--- Written request ---
Type out the material below exactly.

--- Stored records ---
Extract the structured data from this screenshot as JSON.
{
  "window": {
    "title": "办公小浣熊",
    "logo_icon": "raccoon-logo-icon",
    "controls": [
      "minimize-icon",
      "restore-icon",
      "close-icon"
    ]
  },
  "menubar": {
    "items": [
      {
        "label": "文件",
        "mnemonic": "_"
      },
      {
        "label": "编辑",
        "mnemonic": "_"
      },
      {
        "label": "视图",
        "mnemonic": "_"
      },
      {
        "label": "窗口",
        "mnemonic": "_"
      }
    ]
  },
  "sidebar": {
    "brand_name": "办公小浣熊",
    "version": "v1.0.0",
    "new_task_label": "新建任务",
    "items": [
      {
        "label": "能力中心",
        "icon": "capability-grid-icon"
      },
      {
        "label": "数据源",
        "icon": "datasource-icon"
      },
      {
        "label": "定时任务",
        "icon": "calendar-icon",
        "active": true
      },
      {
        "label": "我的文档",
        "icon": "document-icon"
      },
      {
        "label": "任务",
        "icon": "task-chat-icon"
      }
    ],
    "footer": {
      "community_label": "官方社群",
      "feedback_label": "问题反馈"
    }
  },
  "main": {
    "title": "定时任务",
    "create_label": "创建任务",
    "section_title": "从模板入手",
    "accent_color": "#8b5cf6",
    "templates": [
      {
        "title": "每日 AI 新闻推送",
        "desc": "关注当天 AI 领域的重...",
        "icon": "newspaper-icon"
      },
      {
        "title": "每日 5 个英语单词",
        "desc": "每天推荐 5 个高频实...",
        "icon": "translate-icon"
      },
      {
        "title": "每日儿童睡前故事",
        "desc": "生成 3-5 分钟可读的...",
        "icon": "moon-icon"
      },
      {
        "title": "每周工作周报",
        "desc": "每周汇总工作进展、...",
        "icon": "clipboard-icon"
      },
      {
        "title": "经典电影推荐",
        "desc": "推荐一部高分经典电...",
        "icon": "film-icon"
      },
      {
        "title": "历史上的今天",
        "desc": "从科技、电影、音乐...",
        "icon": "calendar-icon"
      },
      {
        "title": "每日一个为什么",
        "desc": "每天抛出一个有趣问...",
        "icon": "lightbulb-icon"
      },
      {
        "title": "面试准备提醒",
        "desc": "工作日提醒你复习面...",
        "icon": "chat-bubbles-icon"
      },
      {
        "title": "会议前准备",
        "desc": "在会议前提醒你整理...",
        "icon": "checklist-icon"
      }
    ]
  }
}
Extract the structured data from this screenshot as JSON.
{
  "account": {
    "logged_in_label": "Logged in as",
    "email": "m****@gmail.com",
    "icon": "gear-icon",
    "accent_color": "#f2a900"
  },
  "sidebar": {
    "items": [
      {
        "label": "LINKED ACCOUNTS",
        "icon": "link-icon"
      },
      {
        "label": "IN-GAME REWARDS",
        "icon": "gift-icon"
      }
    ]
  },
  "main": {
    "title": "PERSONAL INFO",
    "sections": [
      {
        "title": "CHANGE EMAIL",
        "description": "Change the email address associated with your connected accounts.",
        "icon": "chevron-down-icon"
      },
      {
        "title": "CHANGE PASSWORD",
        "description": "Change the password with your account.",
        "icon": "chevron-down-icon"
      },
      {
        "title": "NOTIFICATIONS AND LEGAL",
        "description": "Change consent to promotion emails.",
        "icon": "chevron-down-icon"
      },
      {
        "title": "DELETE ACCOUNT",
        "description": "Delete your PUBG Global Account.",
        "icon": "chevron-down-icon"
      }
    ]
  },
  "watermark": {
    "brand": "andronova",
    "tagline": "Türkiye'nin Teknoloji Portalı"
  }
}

--- Result for this task ---
Extract the structured data from this screenshot as JSON.
{
  "window": {
    "title": "办公小浣熊",
    "logo_icon": "raccoon-logo-icon",
    "controls": [
      "minimize-icon",
      "restore-icon",
      "close-icon"
    ]
  },
  "menubar": {
    "items": [
      {
        "label": "文件",
        "mnemonic": "_"
      },
      {
        "label": "编辑",
        "mnemonic": "_"
      },
      {
        "label": "视图",
        "mnemonic": "_"
      },
      {
        "label": "窗口",
        "mnemonic": "_"
      }
    ]
  },
  "sidebar": {
    "brand_name": "办公小浣熊",
    "version": "v1.0.0",
    "new_task_label": "新建任务",
    "items": [
      {
        "label": "能力中心",
        "icon": "capability-grid-icon"
      },
      {
        "label": "数据源",
        "icon": "datasource-icon"
      },
      {
        "label": "定时任务",
        "icon": "calendar-icon",
        "active": true
      },
      {
        "label": "我的文档",
        "icon": "document-icon"
      },
      {
        "label": "任务",
        "icon": "task-chat-icon"
      }
    ],
    "footer": {
      "community_label": "官方社群",
      "feedback_label": "问题反馈"
    }
  },
  "main": {
    "title": "定时任务",
    "create_label": "创建任务",
    "section_title": "从模板入手",
    "accent_color": "#8b5cf6",
    "templates": [
      {
        "title": "每日 AI 新闻推送",
        "desc": "关注当天 AI 领域的重...",
        "icon": "newspaper-icon"
      },
      {
        "title": "每日 5 个英语单词",
        "desc": "每天推荐 5 个高频实...",
        "icon": "translate-icon"
      },
      {
        "title": "每日儿童睡前故事",
        "desc": "生成 3-5 分钟可读的...",
        "icon": "moon-icon"
      },
      {
        "title": "每周工作周报",
        "desc": "每周汇总工作进展、...",
        "icon": "clipboard-icon"
      },
      {
        "title": "经典电影推荐",
        "desc": "推荐一部高分经典电...",
        "icon": "film-icon"
      },
      {
        "title": "历史上的今天",
        "desc": "从科技、电影、音乐...",
        "icon": "calendar-icon"
      },
      {
        "title": "每日一个为什么",
        "desc": "每天抛出一个有趣问...",
        "icon": "lightbulb-icon"
      },
      {
        "title": "面试准备提醒",
        "desc": "工作日提醒你复习面...",
        "icon": "chat-bubbles-icon"
      },
      {
        "title": "会议前准备",
        "desc": "在会议前提醒你整理...",
        "icon": "checklist-icon"
      }
    ]
  }
}
Extract the structured data from this screenshot as JSON.
{
  "account": {
    "logged_in_label": "Logged in as",
    "email": "m****@gmail.com",
    "icon": "gear-icon",
    "accent_color": "#f2a900"
  },
  "sidebar": {
    "items": [
      {
        "label": "LINKED ACCOUNTS",
        "icon": "link-icon"
      },
      {
        "label": "IN-GAME REWARDS",
        "icon": "gift-icon"
      }
    ]
  },
  "main": {
    "title": "PERSONAL INFO",
    "sections": [
      {
        "title": "CHANGE EMAIL",
        "description": "Change the email address associated with your connected accounts.",
        "icon": "chevron-down-icon"
      },
      {
        "title": "CHANGE PASSWORD",
        "description": "Change the password with your account.",
        "icon": "chevron-down-icon"
      },
      {
        "title": "NOTIFICATIONS AND LEGAL",
        "description": "Change consent to promotion emails.",
        "icon": "chevron-down-icon"
      },
      {
        "title": "DELETE ACCOUNT",
        "description": "Delete your PUBG Global Account.",
        "icon": "chevron-down-icon"
      }
    ]
  },
  "watermark": {
    "brand": "andronova",
    "tagline": "Türkiye'nin Teknoloji Portalı"
  }
}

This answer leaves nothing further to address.